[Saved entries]
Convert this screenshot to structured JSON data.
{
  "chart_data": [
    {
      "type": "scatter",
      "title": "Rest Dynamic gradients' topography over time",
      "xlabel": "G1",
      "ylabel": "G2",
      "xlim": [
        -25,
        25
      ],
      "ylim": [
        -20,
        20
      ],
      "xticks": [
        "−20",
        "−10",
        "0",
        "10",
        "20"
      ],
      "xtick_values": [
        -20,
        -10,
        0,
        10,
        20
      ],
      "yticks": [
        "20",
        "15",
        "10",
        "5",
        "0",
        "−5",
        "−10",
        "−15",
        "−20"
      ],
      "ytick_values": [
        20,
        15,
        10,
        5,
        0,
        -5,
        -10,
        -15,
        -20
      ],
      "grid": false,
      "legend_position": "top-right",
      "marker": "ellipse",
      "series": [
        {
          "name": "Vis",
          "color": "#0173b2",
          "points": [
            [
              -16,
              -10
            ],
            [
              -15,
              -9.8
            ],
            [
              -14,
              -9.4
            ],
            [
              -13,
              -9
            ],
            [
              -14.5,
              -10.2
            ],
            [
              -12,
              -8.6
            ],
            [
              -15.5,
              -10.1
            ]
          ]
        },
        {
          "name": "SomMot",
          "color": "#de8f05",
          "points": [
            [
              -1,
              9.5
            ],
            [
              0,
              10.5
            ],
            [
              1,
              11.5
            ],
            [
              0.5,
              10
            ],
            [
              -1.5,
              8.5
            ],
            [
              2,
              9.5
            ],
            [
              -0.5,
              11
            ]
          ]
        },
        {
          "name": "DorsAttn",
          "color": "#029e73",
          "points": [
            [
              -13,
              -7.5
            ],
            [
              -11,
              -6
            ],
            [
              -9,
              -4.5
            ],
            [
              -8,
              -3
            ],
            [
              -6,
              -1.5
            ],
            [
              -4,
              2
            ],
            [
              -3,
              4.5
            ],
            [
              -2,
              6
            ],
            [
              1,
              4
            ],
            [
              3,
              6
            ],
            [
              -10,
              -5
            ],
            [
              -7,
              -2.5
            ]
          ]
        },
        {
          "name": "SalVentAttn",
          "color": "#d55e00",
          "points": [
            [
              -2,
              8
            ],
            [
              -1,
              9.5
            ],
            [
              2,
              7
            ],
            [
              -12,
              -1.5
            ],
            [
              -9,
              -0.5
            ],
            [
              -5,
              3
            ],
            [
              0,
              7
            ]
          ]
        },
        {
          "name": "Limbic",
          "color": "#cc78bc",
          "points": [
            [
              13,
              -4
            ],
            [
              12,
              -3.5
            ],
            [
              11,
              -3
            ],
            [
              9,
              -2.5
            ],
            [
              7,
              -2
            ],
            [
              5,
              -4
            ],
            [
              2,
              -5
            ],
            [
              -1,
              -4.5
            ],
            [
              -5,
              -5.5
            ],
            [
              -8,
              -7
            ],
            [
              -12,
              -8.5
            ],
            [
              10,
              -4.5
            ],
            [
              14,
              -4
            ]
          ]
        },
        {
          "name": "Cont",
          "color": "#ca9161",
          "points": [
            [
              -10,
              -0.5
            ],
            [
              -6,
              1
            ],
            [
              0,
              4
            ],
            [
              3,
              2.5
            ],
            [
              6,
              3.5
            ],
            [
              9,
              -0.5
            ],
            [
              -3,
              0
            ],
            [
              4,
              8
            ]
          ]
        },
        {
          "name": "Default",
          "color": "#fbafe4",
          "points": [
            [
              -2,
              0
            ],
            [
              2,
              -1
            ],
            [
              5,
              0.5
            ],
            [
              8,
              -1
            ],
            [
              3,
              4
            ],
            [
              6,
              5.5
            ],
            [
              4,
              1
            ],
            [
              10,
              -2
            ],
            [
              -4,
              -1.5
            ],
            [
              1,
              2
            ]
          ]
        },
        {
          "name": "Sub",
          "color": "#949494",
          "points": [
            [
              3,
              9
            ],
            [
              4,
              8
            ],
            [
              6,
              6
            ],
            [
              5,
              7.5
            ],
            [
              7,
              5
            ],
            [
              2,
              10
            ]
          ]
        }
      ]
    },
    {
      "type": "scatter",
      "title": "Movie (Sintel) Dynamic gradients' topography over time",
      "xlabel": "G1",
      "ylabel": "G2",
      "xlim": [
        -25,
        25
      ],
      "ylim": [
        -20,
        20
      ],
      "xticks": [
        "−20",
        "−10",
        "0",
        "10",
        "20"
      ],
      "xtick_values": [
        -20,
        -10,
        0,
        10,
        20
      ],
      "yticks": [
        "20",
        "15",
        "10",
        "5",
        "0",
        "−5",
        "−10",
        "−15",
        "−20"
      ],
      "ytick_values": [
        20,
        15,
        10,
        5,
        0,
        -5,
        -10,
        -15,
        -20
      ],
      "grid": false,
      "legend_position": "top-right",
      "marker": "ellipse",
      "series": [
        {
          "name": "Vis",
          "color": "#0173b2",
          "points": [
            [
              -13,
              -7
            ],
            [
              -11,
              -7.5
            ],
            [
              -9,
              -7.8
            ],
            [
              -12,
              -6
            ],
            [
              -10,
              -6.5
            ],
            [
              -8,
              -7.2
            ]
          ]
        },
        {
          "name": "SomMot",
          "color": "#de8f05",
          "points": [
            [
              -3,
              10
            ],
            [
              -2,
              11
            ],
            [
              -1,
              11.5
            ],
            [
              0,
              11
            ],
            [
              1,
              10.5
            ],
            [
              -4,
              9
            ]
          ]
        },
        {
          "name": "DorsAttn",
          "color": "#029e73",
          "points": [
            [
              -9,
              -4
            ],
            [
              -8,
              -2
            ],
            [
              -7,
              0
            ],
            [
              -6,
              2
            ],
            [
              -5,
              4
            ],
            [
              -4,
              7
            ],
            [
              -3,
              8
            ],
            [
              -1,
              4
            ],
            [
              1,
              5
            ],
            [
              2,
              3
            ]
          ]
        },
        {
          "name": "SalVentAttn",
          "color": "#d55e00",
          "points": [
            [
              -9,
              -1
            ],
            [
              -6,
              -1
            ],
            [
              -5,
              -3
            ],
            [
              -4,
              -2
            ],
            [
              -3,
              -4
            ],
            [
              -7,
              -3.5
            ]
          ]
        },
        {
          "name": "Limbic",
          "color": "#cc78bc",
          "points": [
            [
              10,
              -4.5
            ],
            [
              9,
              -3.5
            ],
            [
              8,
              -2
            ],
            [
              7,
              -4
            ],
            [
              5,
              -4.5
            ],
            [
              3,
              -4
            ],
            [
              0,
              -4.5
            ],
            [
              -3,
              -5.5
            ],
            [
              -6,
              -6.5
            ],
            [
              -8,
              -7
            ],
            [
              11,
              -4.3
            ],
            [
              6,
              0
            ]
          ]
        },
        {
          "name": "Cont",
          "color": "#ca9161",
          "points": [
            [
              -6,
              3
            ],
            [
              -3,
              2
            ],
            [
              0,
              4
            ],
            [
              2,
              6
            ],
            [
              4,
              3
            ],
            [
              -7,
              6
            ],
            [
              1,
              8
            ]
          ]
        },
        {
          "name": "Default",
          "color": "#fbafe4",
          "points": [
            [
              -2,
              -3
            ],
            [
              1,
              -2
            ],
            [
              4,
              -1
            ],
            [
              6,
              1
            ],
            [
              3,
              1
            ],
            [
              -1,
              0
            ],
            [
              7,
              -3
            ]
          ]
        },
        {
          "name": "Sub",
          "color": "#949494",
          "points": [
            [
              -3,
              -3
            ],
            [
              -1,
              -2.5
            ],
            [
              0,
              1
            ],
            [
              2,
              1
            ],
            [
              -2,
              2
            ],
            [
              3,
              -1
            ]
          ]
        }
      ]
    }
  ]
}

▸ Task instructions: Reproduce each line of the material above precisely.

▸ Task output:
Convert this screenshot to structured JSON data.
{
  "chart_data": [
    {
      "type": "scatter",
      "title": "Rest Dynamic gradients' topography over time",
      "xlabel": "G1",
      "ylabel": "G2",
      "xlim": [
        -25,
        25
      ],
      "ylim": [
        -20,
        20
      ],
      "xticks": [
        "−20",
        "−10",
        "0",
        "10",
        "20"
      ],
      "xtick_values": [
        -20,
        -10,
        0,
        10,
        20
      ],
      "yticks": [
        "20",
        "15",
        "10",
        "5",
        "0",
        "−5",
        "−10",
        "−15",
        "−20"
      ],
      "ytick_values": [
        20,
        15,
        10,
        5,
        0,
        -5,
        -10,
        -15,
        -20
      ],
      "grid": false,
      "legend_position": "top-right",
      "marker": "ellipse",
      "series": [
        {
          "name": "Vis",
          "color": "#0173b2",
          "points": [
            [
              -16,
              -10
            ],
            [
              -15,
              -9.8
            ],
            [
              -14,
              -9.4
            ],
            [
              -13,
              -9
            ],
            [
              -14.5,
              -10.2
            ],
            [
              -12,
              -8.6
            ],
            [
              -15.5,
              -10.1
            ]
          ]
        },
        {
          "name": "SomMot",
          "color": "#de8f05",
          "points": [
            [
              -1,
              9.5
            ],
            [
              0,
              10.5
            ],
            [
              1,
              11.5
            ],
            [
              0.5,
              10
            ],
            [
              -1.5,
              8.5
            ],
            [
              2,
              9.5
            ],
            [
              -0.5,
              11
            ]
          ]
        },
        {
          "name": "DorsAttn",
          "color": "#029e73",
          "points": [
            [
              -13,
              -7.5
            ],
            [
              -11,
              -6
            ],
            [
              -9,
              -4.5
            ],
            [
              -8,
              -3
            ],
            [
              -6,
              -1.5
            ],
            [
              -4,
              2
            ],
            [
              -3,
              4.5
            ],
            [
              -2,
              6
            ],
            [
              1,
              4
            ],
            [
              3,
              6
            ],
            [
              -10,
              -5
            ],
            [
              -7,
              -2.5
            ]
          ]
        },
        {
          "name": "SalVentAttn",
          "color": "#d55e00",
          "points": [
            [
              -2,
              8
            ],
            [
              -1,
              9.5
            ],
            [
              2,
              7
            ],
            [
              -12,
              -1.5
            ],
            [
              -9,
              -0.5
            ],
            [
              -5,
              3
            ],
            [
              0,
              7
            ]
          ]
        },
        {
          "name": "Limbic",
          "color": "#cc78bc",
          "points": [
            [
              13,
              -4
            ],
            [
              12,
              -3.5
            ],
            [
              11,
              -3
            ],
            [
              9,
              -2.5
            ],
            [
              7,
              -2
            ],
            [
              5,
              -4
            ],
            [
              2,
              -5
            ],
            [
              -1,
              -4.5
            ],
            [
              -5,
              -5.5
            ],
            [
              -8,
              -7
            ],
            [
              -12,
              -8.5
            ],
            [
              10,
              -4.5
            ],
            [
              14,
              -4
            ]
          ]
        },
        {
          "name": "Cont",
          "color": "#ca9161",
          "points": [
            [
              -10,
              -0.5
            ],
            [
              -6,
              1
            ],
            [
              0,
              4
            ],
            [
              3,
              2.5
            ],
            [
              6,
              3.5
            ],
            [
              9,
              -0.5
            ],
            [
              -3,
              0
            ],
            [
              4,
              8
            ]
          ]
        },
        {
          "name": "Default",
          "color": "#fbafe4",
          "points": [
            [
              -2,
              0
            ],
            [
              2,
              -1
            ],
            [
              5,
              0.5
            ],
            [
              8,
              -1
            ],
            [
              3,
              4
            ],
            [
              6,
              5.5
            ],
            [
              4,
              1
            ],
            [
              10,
              -2
            ],
            [
              -4,
              -1.5
            ],
            [
              1,
              2
            ]
          ]
        },
        {
          "name": "Sub",
          "color": "#949494",
          "points": [
            [
              3,
              9
            ],
            [
              4,
              8
            ],
            [
              6,
              6
            ],
            [
              5,
              7.5
            ],
            [
              7,
              5
            ],
            [
              2,
              10
            ]
          ]
        }
      ]
    },
    {
      "type": "scatter",
      "title": "Movie (Sintel) Dynamic gradients' topography over time",
      "xlabel": "G1",
      "ylabel": "G2",
      "xlim": [
        -25,
        25
      ],
      "ylim": [
        -20,
        20
      ],
      "xticks": [
        "−20",
        "−10",
        "0",
        "10",
        "20"
      ],
      "xtick_values": [
        -20,
        -10,
        0,
        10,
        20
      ],
      "yticks": [
        "20",
        "15",
        "10",
        "5",
        "0",
        "−5",
        "−10",
        "−15",
        "−20"
      ],
      "ytick_values": [
        20,
        15,
        10,
        5,
        0,
        -5,
        -10,
        -15,
        -20
      ],
      "grid": false,
      "legend_position": "top-right",
      "marker": "ellipse",
      "series": [
        {
          "name": "Vis",
          "color": "#0173b2",
          "points": [
            [
              -13,
              -7
            ],
            [
              -11,
              -7.5
            ],
            [
              -9,
              -7.8
            ],
            [
              -12,
              -6
            ],
            [
              -10,
              -6.5
            ],
            [
              -8,
              -7.2
            ]
          ]
        },
        {
          "name": "SomMot",
          "color": "#de8f05",
          "points": [
            [
              -3,
              10
            ],
            [
              -2,
              11
            ],
            [
              -1,
              11.5
            ],
            [
              0,
              11
            ],
            [
              1,
              10.5
            ],
            [
              -4,
              9
            ]
          ]
        },
        {
          "name": "DorsAttn",
          "color": "#029e73",
          "points": [
            [
              -9,
              -4
            ],
            [
              -8,
              -2
            ],
            [
              -7,
              0
            ],
            [
              -6,
              2
            ],
            [
              -5,
              4
            ],
            [
              -4,
              7
            ],
            [
              -3,
              8
            ],
            [
              -1,
              4
            ],
            [
              1,
              5
            ],
            [
              2,
              3
            ]
          ]
        },
        {
          "name": "SalVentAttn",
          "color": "#d55e00",
          "points": [
            [
              -9,
              -1
            ],
            [
              -6,
              -1
            ],
            [
              -5,
              -3
            ],
            [
              -4,
              -2
            ],
            [
              -3,
              -4
            ],
            [
              -7,
              -3.5
            ]
          ]
        },
        {
          "name": "Limbic",
          "color": "#cc78bc",
          "points": [
            [
              10,
              -4.5
            ],
            [
              9,
              -3.5
            ],
            [
              8,
              -2
            ],
            [
              7,
              -4
            ],
            [
              5,
              -4.5
            ],
            [
              3,
              -4
            ],
            [
              0,
              -4.5
            ],
            [
              -3,
              -5.5
            ],
            [
              -6,
              -6.5
            ],
            [
              -8,
              -7
            ],
            [
              11,
              -4.3
            ],
            [
              6,
              0
            ]
          ]
        },
        {
          "name": "Cont",
          "color": "#ca9161",
          "points": [
            [
              -6,
              3
            ],
            [
              -3,
              2
            ],
            [
              0,
              4
            ],
            [
              2,
              6
            ],
            [
              4,
              3
            ],
            [
              -7,
              6
            ],
            [
              1,
              8
            ]
          ]
        },
        {
          "name": "Default",
          "color": "#fbafe4",
          "points": [
            [
              -2,
              -3
            ],
            [
              1,
              -2
            ],
            [
              4,
              -1
            ],
            [
              6,
              1
            ],
            [
              3,
              1
            ],
            [
              -1,
              0
            ],
            [
              7,
              -3
            ]
          ]
        },
        {
          "name": "Sub",
          "color": "#949494",
          "points": [
            [
              -3,
              -3
            ],
            [
              -1,
              -2.5
            ],
            [
              0,
              1
            ],
            [
              2,
              1
            ],
            [
              -2,
              2
            ],
            [
              3,
              -1
            ]
          ]
        }
      ]
    }
  ]
}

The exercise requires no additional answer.